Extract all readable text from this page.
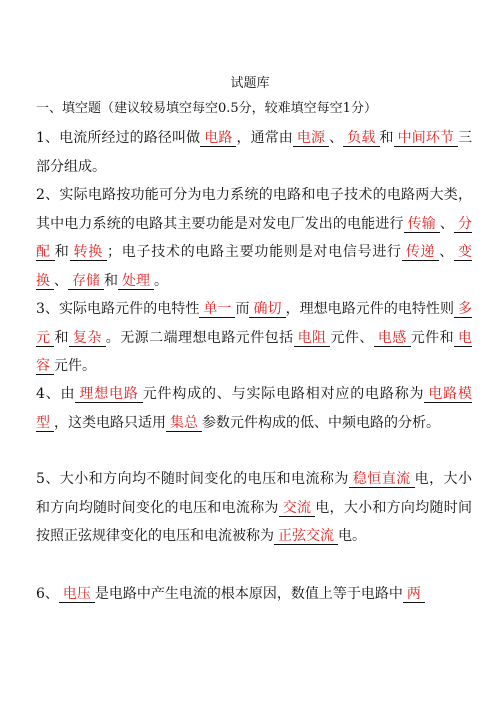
试题库
一、填空题（建议较易填空每空0.5分，较难填空每空1分）
1、电流所经过的路径叫做 电路 ，通常由 电源 、 负载 和 中间环节 三部分组成。
2、实际电路按功能可分为电力系统的电路和电子技术的电路两大类，其中电力系统的电路其主要功能是对发电厂发出的电能进行 传输 、 分配 和 转换 ；电子技术的电路主要功能则是对电信号进行 传递 、 变换 、 存储 和 处理 。
3、实际电路元件的电特性 单一 而 确切 ，理想电路元件的电特性则 多元 和 复杂 。无源二端理想电路元件包括 电阻 元件、 电感 元件和 电容 元件。
4、由 理想电路 元件构成的、与实际电路相对应的电路称为 电路模型 ，这类电路只适用 集总 参数元件构成的低、中频电路的分析。
5、大小和方向均不随时间变化的电压和电流称为 稳恒直流 电，大小和方向均随时间变化的电压和电流称为 交流 电，大小和方向均随时间按照正弦规律变化的电压和电流被称为 正弦交流 电。
6、 电压 是电路中产生电流的根本原因，数值上等于电路中 两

### EXERCISE
Transcribe every record above exactly as written, leaving out any pictures.

### ANSWER TO THE EXERCISE
Extract all readable text from this page.
试题库
一、填空题（建议较易填空每空0.5分，较难填空每空1分）
1、电流所经过的路径叫做 电路 ，通常由 电源 、 负载 和 中间环节 三部分组成。
2、实际电路按功能可分为电力系统的电路和电子技术的电路两大类，其中电力系统的电路其主要功能是对发电厂发出的电能进行 传输 、 分配 和 转换 ；电子技术的电路主要功能则是对电信号进行 传递 、 变换 、 存储 和 处理 。
3、实际电路元件的电特性 单一 而 确切 ，理想电路元件的电特性则 多元 和 复杂 。无源二端理想电路元件包括 电阻 元件、 电感 元件和 电容 元件。
4、由 理想电路 元件构成的、与实际电路相对应的电路称为 电路模型 ，这类电路只适用 集总 参数元件构成的低、中频电路的分析。
5、大小和方向均不随时间变化的电压和电流称为 稳恒直流 电，大小和方向均随时间变化的电压和电流称为 交流 电，大小和方向均随时间按照正弦规律变化的电压和电流被称为 正弦交流 电。
6、 电压 是电路中产生电流的根本原因，数值上等于电路中 两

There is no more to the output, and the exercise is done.